## begin SOURCE MATERIAL

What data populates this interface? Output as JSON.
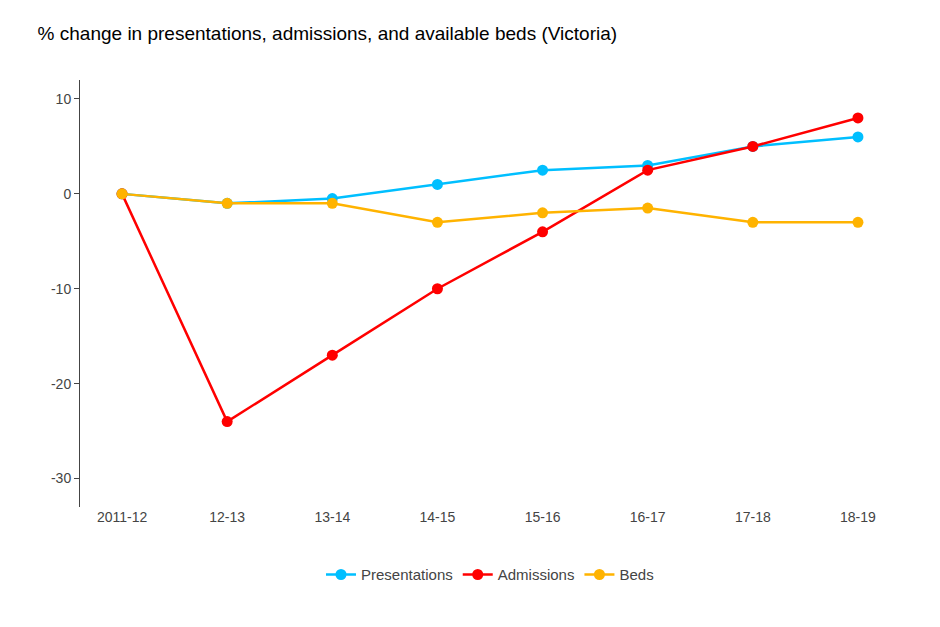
{
  "chart_data": {
    "type": "line",
    "title": "% change in presentations, admissions, and available beds (Victoria)",
    "categories": [
      "2011-12",
      "12-13",
      "13-14",
      "14-15",
      "15-16",
      "16-17",
      "17-18",
      "18-19"
    ],
    "series": [
      {
        "name": "Presentations",
        "color": "#00BFFF",
        "values": [
          0,
          -1,
          -0.5,
          1,
          2.5,
          3,
          5,
          6
        ]
      },
      {
        "name": "Admissions",
        "color": "#FF0000",
        "values": [
          0,
          -24,
          -17,
          -10,
          -4,
          2.5,
          5,
          8
        ]
      },
      {
        "name": "Beds",
        "color": "#FFB300",
        "values": [
          0,
          -1,
          -1,
          -3,
          -2,
          -1.5,
          -3,
          -3
        ]
      }
    ],
    "ylim": [
      -33,
      12
    ],
    "yticks": [
      -30,
      -20,
      -10,
      0,
      10
    ],
    "grid": false,
    "legend": "bottom",
    "marker": "circle"
  }
}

## end SOURCE MATERIAL

THE TASK: Output the records above exactly as they are, leaving out the pictures.

RESULT OF THE TASK:
What data populates this interface? Output as JSON.
{
  "chart_data": {
    "type": "line",
    "title": "% change in presentations, admissions, and available beds (Victoria)",
    "categories": [
      "2011-12",
      "12-13",
      "13-14",
      "14-15",
      "15-16",
      "16-17",
      "17-18",
      "18-19"
    ],
    "series": [
      {
        "name": "Presentations",
        "color": "#00BFFF",
        "values": [
          0,
          -1,
          -0.5,
          1,
          2.5,
          3,
          5,
          6
        ]
      },
      {
        "name": "Admissions",
        "color": "#FF0000",
        "values": [
          0,
          -24,
          -17,
          -10,
          -4,
          2.5,
          5,
          8
        ]
      },
      {
        "name": "Beds",
        "color": "#FFB300",
        "values": [
          0,
          -1,
          -1,
          -3,
          -2,
          -1.5,
          -3,
          -3
        ]
      }
    ],
    "ylim": [
      -33,
      12
    ],
    "yticks": [
      -30,
      -20,
      -10,
      0,
      10
    ],
    "grid": false,
    "legend": "bottom",
    "marker": "circle"
  }
}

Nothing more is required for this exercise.